START Given information

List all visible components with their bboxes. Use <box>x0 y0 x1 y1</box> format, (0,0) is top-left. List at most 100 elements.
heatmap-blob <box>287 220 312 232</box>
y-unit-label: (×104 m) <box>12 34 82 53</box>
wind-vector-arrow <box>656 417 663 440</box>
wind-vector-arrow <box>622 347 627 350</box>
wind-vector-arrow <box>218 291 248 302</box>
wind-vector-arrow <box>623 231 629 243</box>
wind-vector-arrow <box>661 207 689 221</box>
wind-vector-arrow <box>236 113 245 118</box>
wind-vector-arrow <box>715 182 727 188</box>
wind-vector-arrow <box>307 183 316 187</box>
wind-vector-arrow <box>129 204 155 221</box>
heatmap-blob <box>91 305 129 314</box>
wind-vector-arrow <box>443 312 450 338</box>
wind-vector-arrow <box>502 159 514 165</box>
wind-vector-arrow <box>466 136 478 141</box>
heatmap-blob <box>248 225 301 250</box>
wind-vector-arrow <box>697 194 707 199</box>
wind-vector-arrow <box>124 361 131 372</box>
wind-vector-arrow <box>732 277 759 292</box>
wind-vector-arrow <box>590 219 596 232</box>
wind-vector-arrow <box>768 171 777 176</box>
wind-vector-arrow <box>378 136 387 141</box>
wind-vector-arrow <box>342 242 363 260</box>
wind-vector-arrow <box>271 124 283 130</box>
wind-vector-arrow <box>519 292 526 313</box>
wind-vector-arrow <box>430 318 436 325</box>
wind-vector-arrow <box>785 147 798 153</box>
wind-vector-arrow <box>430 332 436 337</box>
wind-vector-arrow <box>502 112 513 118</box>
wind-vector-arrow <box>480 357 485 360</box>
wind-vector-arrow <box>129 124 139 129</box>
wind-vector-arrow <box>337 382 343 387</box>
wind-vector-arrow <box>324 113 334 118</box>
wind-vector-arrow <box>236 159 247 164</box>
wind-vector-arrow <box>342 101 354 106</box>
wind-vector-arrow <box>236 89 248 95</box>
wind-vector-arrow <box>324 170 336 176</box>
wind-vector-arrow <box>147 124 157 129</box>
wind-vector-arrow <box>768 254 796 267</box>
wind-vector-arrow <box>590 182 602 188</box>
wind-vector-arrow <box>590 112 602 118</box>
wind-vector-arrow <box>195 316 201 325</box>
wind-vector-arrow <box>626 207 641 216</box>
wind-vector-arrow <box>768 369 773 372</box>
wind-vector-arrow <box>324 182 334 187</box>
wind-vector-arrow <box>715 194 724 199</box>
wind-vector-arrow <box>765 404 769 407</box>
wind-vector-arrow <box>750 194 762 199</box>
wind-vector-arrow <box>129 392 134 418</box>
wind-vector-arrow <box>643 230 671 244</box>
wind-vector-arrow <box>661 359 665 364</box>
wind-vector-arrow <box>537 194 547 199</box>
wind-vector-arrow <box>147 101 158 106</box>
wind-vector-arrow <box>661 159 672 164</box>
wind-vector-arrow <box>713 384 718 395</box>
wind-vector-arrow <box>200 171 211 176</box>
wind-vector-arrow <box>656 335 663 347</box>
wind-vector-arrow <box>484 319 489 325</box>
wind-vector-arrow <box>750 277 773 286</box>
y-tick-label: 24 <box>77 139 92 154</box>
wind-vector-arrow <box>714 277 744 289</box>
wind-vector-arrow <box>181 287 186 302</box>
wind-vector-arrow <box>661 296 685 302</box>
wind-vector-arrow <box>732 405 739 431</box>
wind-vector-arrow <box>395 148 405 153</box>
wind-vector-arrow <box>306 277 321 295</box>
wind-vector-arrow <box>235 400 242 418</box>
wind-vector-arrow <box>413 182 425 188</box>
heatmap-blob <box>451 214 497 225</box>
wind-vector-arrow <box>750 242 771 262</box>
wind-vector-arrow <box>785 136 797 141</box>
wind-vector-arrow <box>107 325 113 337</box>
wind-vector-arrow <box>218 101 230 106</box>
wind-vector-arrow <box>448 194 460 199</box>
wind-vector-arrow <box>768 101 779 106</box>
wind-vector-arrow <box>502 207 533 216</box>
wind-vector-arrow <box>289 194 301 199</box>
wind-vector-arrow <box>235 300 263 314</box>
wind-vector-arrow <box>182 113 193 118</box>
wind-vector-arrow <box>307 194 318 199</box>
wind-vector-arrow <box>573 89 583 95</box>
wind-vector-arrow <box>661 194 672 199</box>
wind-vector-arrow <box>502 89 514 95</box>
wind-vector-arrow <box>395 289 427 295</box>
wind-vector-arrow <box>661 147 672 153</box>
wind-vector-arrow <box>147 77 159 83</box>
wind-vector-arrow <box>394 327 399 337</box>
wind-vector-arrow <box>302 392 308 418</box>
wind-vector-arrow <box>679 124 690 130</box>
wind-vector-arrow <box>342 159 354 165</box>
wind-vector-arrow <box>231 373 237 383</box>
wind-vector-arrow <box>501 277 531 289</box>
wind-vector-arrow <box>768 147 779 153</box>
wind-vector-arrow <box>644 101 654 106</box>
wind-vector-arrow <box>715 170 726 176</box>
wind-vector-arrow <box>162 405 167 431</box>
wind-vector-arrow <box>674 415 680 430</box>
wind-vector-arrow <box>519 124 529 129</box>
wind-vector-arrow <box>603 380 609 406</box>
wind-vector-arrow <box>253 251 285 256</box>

END Given information

What to work on:
Turn the rows from the start through the line containing "heatmap-blob <box>248 225 301 250</box>" into a numbered list, leaving out any blank lines.

Exercise output:
1. List all visible components with their bboxes. Use <box>x0 y0 x1 y1</box> format, (0,0) is top-left. List at most 100 elements.
2. heatmap-blob <box>287 220 312 232</box>
3. y-unit-label: (×104 m) <box>12 34 82 53</box>
4. wind-vector-arrow <box>656 417 663 440</box>
5. wind-vector-arrow <box>622 347 627 350</box>
6. wind-vector-arrow <box>218 291 248 302</box>
7. wind-vector-arrow <box>623 231 629 243</box>
8. wind-vector-arrow <box>661 207 689 221</box>
9. wind-vector-arrow <box>236 113 245 118</box>
10. wind-vector-arrow <box>715 182 727 188</box>
11. wind-vector-arrow <box>307 183 316 187</box>
12. wind-vector-arrow <box>129 204 155 221</box>
13. heatmap-blob <box>91 305 129 314</box>
14. wind-vector-arrow <box>443 312 450 338</box>
15. wind-vector-arrow <box>502 159 514 165</box>
16. wind-vector-arrow <box>466 136 478 141</box>
17. heatmap-blob <box>248 225 301 250</box>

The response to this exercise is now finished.